- [EXTRAIT DE PAGE]
Leurs analyses reposent sur le suivi de plus de 280 000 personnes, âgées de 18 à 65 ans, qui ont reçu une première dose du vaccin Oxford-AstraZeneca au Danemark et en Norvège entre le 9 février et le 11 mars 2021 (date à laquelle les programmes de vaccination danois et norvégien ont été interrompus). Plus précisément, les cohortes vaccinées comprenaient 148 792 personnes au Danemark (âge médian de 45 ans, 80% de femmes) et 132 472 en Norvège (âge médian de 44 ans, 78% de femmes). Les populations générales âgées de 18 à 65 ans au Danemark en 2016-2018 et en Norvège en 2018-2019 ont servi de cohortes de comparaison prédéfinies.
Dans l’analyse principale, les chercheurs ont identifié 59 événements thromboemboliques veineux contre 30 attendus sur la base des taux d’incidence dans la population générale, ce qui correspond à 11 événements en excès pour 100 000 vaccinations. En particulier, ce résultat comprenait un taux plus élevé que prévu de thromboses veineuses cérébrales (2,5 événements pour 100 000 vaccinations).
« Un bon choix, malgré les risques probables »
Parallèlement, les résultats ne suggèrent aucune augmentation du taux d’événements artériels, tels que des crises cardiaques ou des accidents vasculaires cérébraux ; le nombre de cas identifiés demeure en effet identique, voire inférieur, au nombre de cas attendus. Pour la plupart des autres résultats, les chiffres étaient également rassurants : les chercheurs ont observé des taux légèrement plus élevés d’événements moins graves tels que la thrombocytopénie (une condition liée à de faibles taux de plaquettes sanguines), des troubles de la coagulation et des saignements; des chiffres qui, selon eux, pourraient également être influencés par une surveillance accrue des vaccinés.

- [TRAVAIL À FAIRE] Recopiez le passage de l'extrait sur le vaccin Oxford-AstraZeneca compris entre « Dans l’analyse principale, les » et « 100 000 vaccinations). », bornes incluses.

- [DONNÉES FOURNIES]
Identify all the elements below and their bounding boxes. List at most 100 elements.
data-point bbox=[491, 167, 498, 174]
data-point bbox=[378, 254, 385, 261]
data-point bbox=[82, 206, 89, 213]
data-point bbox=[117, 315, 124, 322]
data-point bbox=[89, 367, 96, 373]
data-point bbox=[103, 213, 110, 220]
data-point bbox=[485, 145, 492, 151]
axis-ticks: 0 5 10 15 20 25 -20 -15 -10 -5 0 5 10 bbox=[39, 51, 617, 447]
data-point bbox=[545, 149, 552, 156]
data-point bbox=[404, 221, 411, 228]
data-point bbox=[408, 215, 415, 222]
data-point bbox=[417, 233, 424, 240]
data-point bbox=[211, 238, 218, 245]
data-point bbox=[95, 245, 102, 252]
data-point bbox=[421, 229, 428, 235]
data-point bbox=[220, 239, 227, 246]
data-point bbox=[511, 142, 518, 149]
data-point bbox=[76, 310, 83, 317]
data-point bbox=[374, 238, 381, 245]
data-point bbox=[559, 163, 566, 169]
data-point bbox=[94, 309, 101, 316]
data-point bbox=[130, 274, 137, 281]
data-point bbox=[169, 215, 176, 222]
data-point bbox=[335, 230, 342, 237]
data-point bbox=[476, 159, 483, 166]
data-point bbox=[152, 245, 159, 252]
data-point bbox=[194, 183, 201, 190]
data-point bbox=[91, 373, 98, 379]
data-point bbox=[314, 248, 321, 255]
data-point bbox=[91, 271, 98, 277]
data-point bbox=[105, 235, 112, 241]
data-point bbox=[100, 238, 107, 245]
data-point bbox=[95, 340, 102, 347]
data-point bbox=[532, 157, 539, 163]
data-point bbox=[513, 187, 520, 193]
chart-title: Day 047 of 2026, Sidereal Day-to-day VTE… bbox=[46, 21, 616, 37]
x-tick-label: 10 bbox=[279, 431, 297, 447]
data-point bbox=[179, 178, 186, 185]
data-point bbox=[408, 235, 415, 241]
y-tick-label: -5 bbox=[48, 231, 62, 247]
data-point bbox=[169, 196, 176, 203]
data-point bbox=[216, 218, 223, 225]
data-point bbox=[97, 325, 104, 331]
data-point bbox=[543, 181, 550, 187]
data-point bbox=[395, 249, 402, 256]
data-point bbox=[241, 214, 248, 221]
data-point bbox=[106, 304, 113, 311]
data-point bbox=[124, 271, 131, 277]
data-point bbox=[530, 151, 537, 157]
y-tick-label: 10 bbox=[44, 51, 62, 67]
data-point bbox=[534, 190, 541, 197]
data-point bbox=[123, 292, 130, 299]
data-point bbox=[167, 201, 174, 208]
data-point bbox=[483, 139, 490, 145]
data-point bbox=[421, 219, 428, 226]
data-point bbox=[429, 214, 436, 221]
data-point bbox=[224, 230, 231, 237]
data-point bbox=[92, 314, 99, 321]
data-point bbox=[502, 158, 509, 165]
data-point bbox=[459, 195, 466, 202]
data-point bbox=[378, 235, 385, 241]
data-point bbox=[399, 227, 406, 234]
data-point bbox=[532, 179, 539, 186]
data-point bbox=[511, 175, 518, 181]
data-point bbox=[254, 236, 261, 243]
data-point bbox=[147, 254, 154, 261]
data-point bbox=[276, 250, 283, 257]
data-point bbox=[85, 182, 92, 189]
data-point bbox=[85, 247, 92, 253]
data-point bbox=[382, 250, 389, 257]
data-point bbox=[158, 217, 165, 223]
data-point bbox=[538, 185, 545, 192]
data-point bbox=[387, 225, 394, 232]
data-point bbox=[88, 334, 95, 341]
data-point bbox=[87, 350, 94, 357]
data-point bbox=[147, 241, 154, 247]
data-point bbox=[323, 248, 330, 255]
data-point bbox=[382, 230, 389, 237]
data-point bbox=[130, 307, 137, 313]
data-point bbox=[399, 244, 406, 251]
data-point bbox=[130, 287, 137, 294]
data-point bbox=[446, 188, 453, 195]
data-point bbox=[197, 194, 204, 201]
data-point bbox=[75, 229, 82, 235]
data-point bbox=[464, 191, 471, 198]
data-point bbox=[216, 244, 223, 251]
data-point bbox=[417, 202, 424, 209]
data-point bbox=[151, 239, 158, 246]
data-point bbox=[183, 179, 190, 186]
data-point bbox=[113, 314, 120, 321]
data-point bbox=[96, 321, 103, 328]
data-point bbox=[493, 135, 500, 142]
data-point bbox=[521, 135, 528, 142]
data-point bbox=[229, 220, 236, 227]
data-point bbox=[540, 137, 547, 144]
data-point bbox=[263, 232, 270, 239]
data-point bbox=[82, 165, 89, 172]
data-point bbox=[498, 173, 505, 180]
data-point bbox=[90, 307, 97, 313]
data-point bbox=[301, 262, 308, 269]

- [CORRIGÉ]
Dans l’analyse principale, les chercheurs ont identifié 59 événements thromboemboliques veineux contre 30 attendus sur la base des taux d’incidence dans la population générale, ce qui correspond à 11 événements en excès pour 100 000 vaccinations. En particulier, ce résultat comprenait un taux plus élevé que prévu de thromboses veineuses cérébrales (2,5 événements pour 100 000 vaccinations).